Dataset items:
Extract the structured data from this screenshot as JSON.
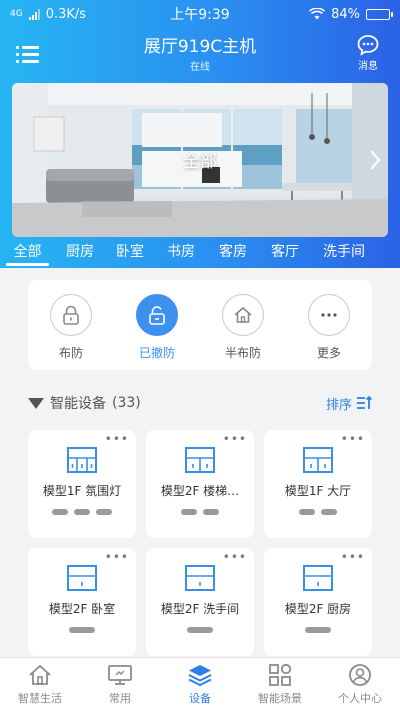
{
  "status_bar": {
    "network": "4G",
    "speed": "0.3K/s",
    "time": "上午9:39",
    "battery": "84%",
    "battery_level": 0.84
  },
  "header": {
    "title": "展厅919C主机",
    "subtitle": "在线",
    "message_label": "消息"
  },
  "banner": {
    "label": "全部"
  },
  "room_tabs": [
    {
      "label": "全部",
      "active": true
    },
    {
      "label": "厨房"
    },
    {
      "label": "卧室"
    },
    {
      "label": "书房"
    },
    {
      "label": "客房"
    },
    {
      "label": "客厅"
    },
    {
      "label": "洗手间"
    }
  ],
  "security": {
    "items": [
      {
        "label": "布防",
        "icon": "lock-icon"
      },
      {
        "label": "已撤防",
        "icon": "unlock-icon",
        "active": true
      },
      {
        "label": "半布防",
        "icon": "home-icon"
      },
      {
        "label": "更多",
        "icon": "more-icon"
      }
    ]
  },
  "devices": {
    "title": "智能设备",
    "count": "(33)",
    "sort_label": "排序",
    "items": [
      {
        "name": "模型1F 氛围灯",
        "switches": 3
      },
      {
        "name": "模型2F 楼梯…",
        "switches": 2
      },
      {
        "name": "模型1F 大厅",
        "switches": 2
      },
      {
        "name": "模型2F 卧室",
        "switches": 1
      },
      {
        "name": "模型2F 洗手间",
        "switches": 1
      },
      {
        "name": "模型2F 厨房",
        "switches": 1
      }
    ]
  },
  "bottom_nav": [
    {
      "label": "智慧生活",
      "icon": "home-icon"
    },
    {
      "label": "常用",
      "icon": "monitor-icon"
    },
    {
      "label": "设备",
      "icon": "layers-icon",
      "active": true
    },
    {
      "label": "智能场景",
      "icon": "grid-icon"
    },
    {
      "label": "个人中心",
      "icon": "user-icon"
    }
  ],
  "colors": {
    "accent": "#2f7fe8",
    "header_start": "#27b5f2",
    "header_end": "#2b62e6"
  }
}
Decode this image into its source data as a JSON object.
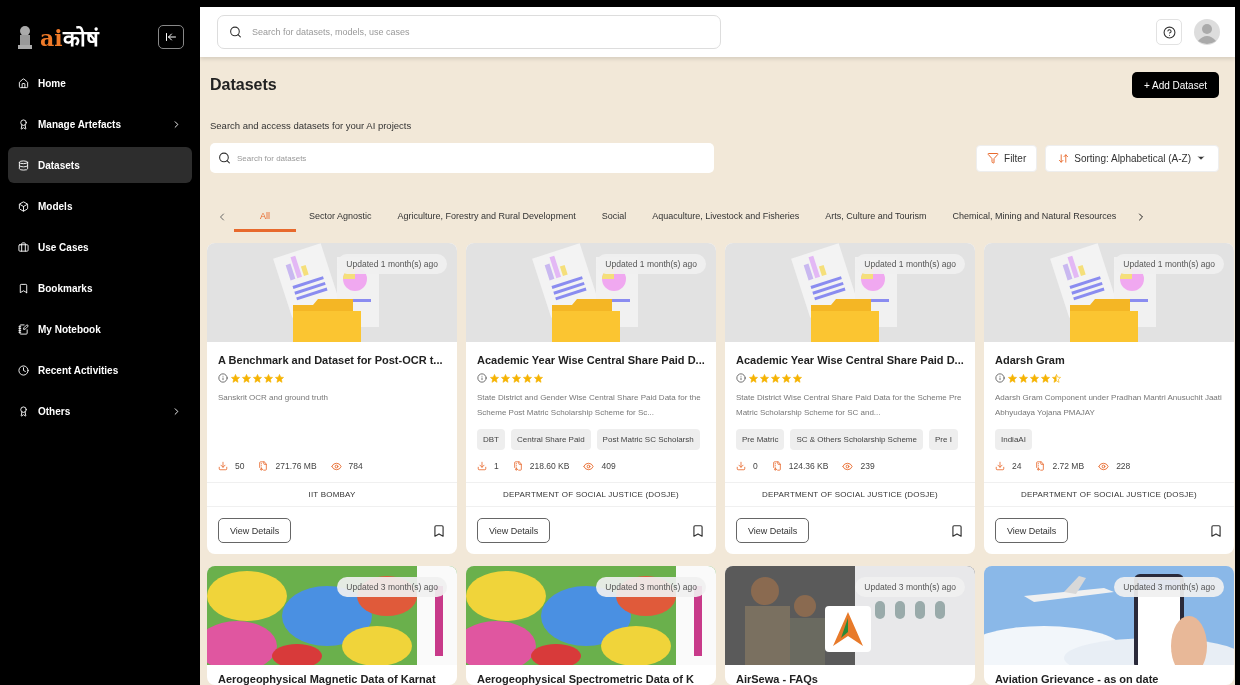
{
  "logo": {
    "prefix": "ai",
    "suffix": "कोषं"
  },
  "sidebar": {
    "items": [
      {
        "label": "Home",
        "selected": false,
        "has_submenu": false
      },
      {
        "label": "Manage Artefacts",
        "selected": false,
        "has_submenu": true
      },
      {
        "label": "Datasets",
        "selected": true,
        "has_submenu": false
      },
      {
        "label": "Models",
        "selected": false,
        "has_submenu": false
      },
      {
        "label": "Use Cases",
        "selected": false,
        "has_submenu": false
      },
      {
        "label": "Bookmarks",
        "selected": false,
        "has_submenu": false
      },
      {
        "label": "My Notebook",
        "selected": false,
        "has_submenu": false
      },
      {
        "label": "Recent Activities",
        "selected": false,
        "has_submenu": false
      },
      {
        "label": "Others",
        "selected": false,
        "has_submenu": true
      }
    ]
  },
  "header": {
    "search_placeholder": "Search for datasets, models, use cases"
  },
  "page": {
    "title": "Datasets",
    "subtitle": "Search and access datasets for your AI projects",
    "add_button": "+ Add Dataset",
    "search_placeholder": "Search for datasets",
    "filter_button": "Filter",
    "sorting_label": "Sorting:",
    "sorting_value": "Alphabetical (A-Z)"
  },
  "tabs": [
    {
      "label": "All",
      "selected": true
    },
    {
      "label": "Sector Agnostic",
      "selected": false
    },
    {
      "label": "Agriculture, Forestry and Rural Development",
      "selected": false
    },
    {
      "label": "Social",
      "selected": false
    },
    {
      "label": "Aquaculture, Livestock and Fisheries",
      "selected": false
    },
    {
      "label": "Arts, Culture and Tourism",
      "selected": false
    },
    {
      "label": "Chemical, Mining and Natural Resources",
      "selected": false
    }
  ],
  "cards": [
    {
      "kind": "full",
      "updated": "Updated 1 month(s) ago",
      "title": "A Benchmark and Dataset for Post-OCR t...",
      "stars": 5,
      "description": "Sanskrit OCR and ground truth",
      "downloads": "50",
      "size": "271.76 MB",
      "views": "784",
      "organization": "IIT BOMBAY",
      "button": "View Details"
    },
    {
      "kind": "full",
      "updated": "Updated 1 month(s) ago",
      "title": "Academic Year Wise Central Share Paid D...",
      "stars": 5,
      "description": "State District and Gender Wise Central Share Paid Data for the Scheme Post Matric Scholarship Scheme for Sc...",
      "tags": [
        "DBT",
        "Central Share Paid",
        "Post Matric SC Scholarsh"
      ],
      "downloads": "1",
      "size": "218.60 KB",
      "views": "409",
      "organization": "DEPARTMENT OF SOCIAL JUSTICE (DOSJE)",
      "button": "View Details"
    },
    {
      "kind": "full",
      "updated": "Updated 1 month(s) ago",
      "title": "Academic Year Wise Central Share Paid D...",
      "stars": 5,
      "description": "State District Wise Central Share Paid Data for the Scheme Pre Matric Scholarship Scheme for SC and...",
      "tags": [
        "Pre Matric",
        "SC & Others Scholarship Scheme",
        "Pre I"
      ],
      "downloads": "0",
      "size": "124.36 KB",
      "views": "239",
      "organization": "DEPARTMENT OF SOCIAL JUSTICE (DOSJE)",
      "button": "View Details"
    },
    {
      "kind": "full",
      "updated": "Updated 1 month(s) ago",
      "title": "Adarsh Gram",
      "stars": 4.5,
      "description": "Adarsh Gram Component under Pradhan Mantri Anusuchit Jaati Abhyudaya Yojana PMAJAY",
      "tags": [
        "IndiaAI"
      ],
      "downloads": "24",
      "size": "2.72 MB",
      "views": "228",
      "organization": "DEPARTMENT OF SOCIAL JUSTICE (DOSJE)",
      "button": "View Details"
    },
    {
      "kind": "picture",
      "updated": "Updated 3 month(s) ago",
      "title": "Aerogeophysical Magnetic Data of Karnat"
    },
    {
      "kind": "picture",
      "updated": "Updated 3 month(s) ago",
      "title": "Aerogeophysical Spectrometric Data of K"
    },
    {
      "kind": "picture",
      "updated": "Updated 3 month(s) ago",
      "title": "AirSewa - FAQs"
    },
    {
      "kind": "picture",
      "updated": "Updated 3 month(s) ago",
      "title": "Aviation Grievance - as on date"
    }
  ]
}
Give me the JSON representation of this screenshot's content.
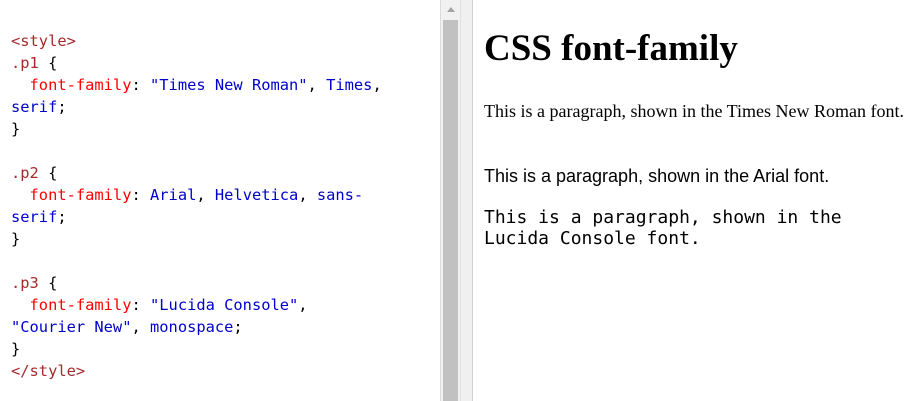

TASK PROMPT: Strip the images and reproduce the remaining records precisely.

ANSWER FOR THIS EXERCISE:
Extract the structured data from this screenshot as JSON.
{
  "status_bar": {
    "network": "4G",
    "speed": "0.3K/s",
    "time": "上午9:39",
    "battery": "84%",
    "battery_level": 0.84
  },
  "header": {
    "title": "展厅919C主机",
    "subtitle": "在线",
    "message_label": "消息"
  },
  "banner": {
    "label": "全部"
  },
  "room_tabs": [
    {
      "label": "全部",
      "active": true
    },
    {
      "label": "厨房"
    },
    {
      "label": "卧室"
    },
    {
      "label": "书房"
    },
    {
      "label": "客房"
    },
    {
      "label": "客厅"
    },
    {
      "label": "洗手间"
    }
  ],
  "security": {
    "items": [
      {
        "label": "布防",
        "icon": "lock-icon"
      },
      {
        "label": "已撤防",
        "icon": "unlock-icon",
        "active": true
      },
      {
        "label": "半布防",
        "icon": "home-icon"
      },
      {
        "label": "更多",
        "icon": "more-icon"
      }
    ]
  },
  "devices": {
    "title": "智能设备",
    "count": "(33)",
    "sort_label": "排序",
    "items": [
      {
        "name": "模型1F 氛围灯",
        "switches": 3
      },
      {
        "name": "模型2F 楼梯…",
        "switches": 2
      },
      {
        "name": "模型1F 大厅",
        "switches": 2
      },
      {
        "name": "模型2F 卧室",
        "switches": 1
      },
      {
        "name": "模型2F 洗手间",
        "switches": 1
      },
      {
        "name": "模型2F 厨房",
        "switches": 1
      }
    ]
  },
  "bottom_nav": [
    {
      "label": "智慧生活",
      "icon": "home-icon"
    },
    {
      "label": "常用",
      "icon": "monitor-icon"
    },
    {
      "label": "设备",
      "icon": "layers-icon",
      "active": true
    },
    {
      "label": "智能场景",
      "icon": "grid-icon"
    },
    {
      "label": "个人中心",
      "icon": "user-icon"
    }
  ],
  "colors": {
    "accent": "#2f7fe8",
    "header_start": "#27b5f2",
    "header_end": "#2b62e6"
  }
}
Decode this image into its source data as a JSON object.
{
  "logo": {
    "prefix": "ai",
    "suffix": "कोषं"
  },
  "sidebar": {
    "items": [
      {
        "label": "Home",
        "selected": false,
        "has_submenu": false
      },
      {
        "label": "Manage Artefacts",
        "selected": false,
        "has_submenu": true
      },
      {
        "label": "Datasets",
        "selected": true,
        "has_submenu": false
      },
      {
        "label": "Models",
        "selected": false,
        "has_submenu": false
      },
      {
        "label": "Use Cases",
        "selected": false,
        "has_submenu": false
      },
      {
        "label": "Bookmarks",
        "selected": false,
        "has_submenu": false
      },
      {
        "label": "My Notebook",
        "selected": false,
        "has_submenu": false
      },
      {
        "label": "Recent Activities",
        "selected": false,
        "has_submenu": false
      },
      {
        "label": "Others",
        "selected": false,
        "has_submenu": true
      }
    ]
  },
  "header": {
    "search_placeholder": "Search for datasets, models, use cases"
  },
  "page": {
    "title": "Datasets",
    "subtitle": "Search and access datasets for your AI projects",
    "add_button": "+ Add Dataset",
    "search_placeholder": "Search for datasets",
    "filter_button": "Filter",
    "sorting_label": "Sorting:",
    "sorting_value": "Alphabetical (A-Z)"
  },
  "tabs": [
    {
      "label": "All",
      "selected": true
    },
    {
      "label": "Sector Agnostic",
      "selected": false
    },
    {
      "label": "Agriculture, Forestry and Rural Development",
      "selected": false
    },
    {
      "label": "Social",
      "selected": false
    },
    {
      "label": "Aquaculture, Livestock and Fisheries",
      "selected": false
    },
    {
      "label": "Arts, Culture and Tourism",
      "selected": false
    },
    {
      "label": "Chemical, Mining and Natural Resources",
      "selected": false
    }
  ],
  "cards": [
    {
      "kind": "full",
      "updated": "Updated 1 month(s) ago",
      "title": "A Benchmark and Dataset for Post-OCR t...",
      "stars": 5,
      "description": "Sanskrit OCR and ground truth",
      "downloads": "50",
      "size": "271.76 MB",
      "views": "784",
      "organization": "IIT BOMBAY",
      "button": "View Details"
    },
    {
      "kind": "full",
      "updated": "Updated 1 month(s) ago",
      "title": "Academic Year Wise Central Share Paid D...",
      "stars": 5,
      "description": "State District and Gender Wise Central Share Paid Data for the Scheme Post Matric Scholarship Scheme for Sc...",
      "tags": [
        "DBT",
        "Central Share Paid",
        "Post Matric SC Scholarsh"
      ],
      "downloads": "1",
      "size": "218.60 KB",
      "views": "409",
      "organization": "DEPARTMENT OF SOCIAL JUSTICE (DOSJE)",
      "button": "View Details"
    },
    {
      "kind": "full",
      "updated": "Updated 1 month(s) ago",
      "title": "Academic Year Wise Central Share Paid D...",
      "stars": 5,
      "description": "State District Wise Central Share Paid Data for the Scheme Pre Matric Scholarship Scheme for SC and...",
      "tags": [
        "Pre Matric",
        "SC & Others Scholarship Scheme",
        "Pre I"
      ],
      "downloads": "0",
      "size": "124.36 KB",
      "views": "239",
      "organization": "DEPARTMENT OF SOCIAL JUSTICE (DOSJE)",
      "button": "View Details"
    },
    {
      "kind": "full",
      "updated": "Updated 1 month(s) ago",
      "title": "Adarsh Gram",
      "stars": 4.5,
      "description": "Adarsh Gram Component under Pradhan Mantri Anusuchit Jaati Abhyudaya Yojana PMAJAY",
      "tags": [
        "IndiaAI"
      ],
      "downloads": "24",
      "size": "2.72 MB",
      "views": "228",
      "organization": "DEPARTMENT OF SOCIAL JUSTICE (DOSJE)",
      "button": "View Details"
    },
    {
      "kind": "picture",
      "updated": "Updated 3 month(s) ago",
      "title": "Aerogeophysical Magnetic Data of Karnat"
    },
    {
      "kind": "picture",
      "updated": "Updated 3 month(s) ago",
      "title": "Aerogeophysical Spectrometric Data of K"
    },
    {
      "kind": "picture",
      "updated": "Updated 3 month(s) ago",
      "title": "AirSewa - FAQs"
    },
    {
      "kind": "picture",
      "updated": "Updated 3 month(s) ago",
      "title": "Aviation Grievance - as on date"
    }
  ]
}
Give me the JSON representation of this screenshot's content.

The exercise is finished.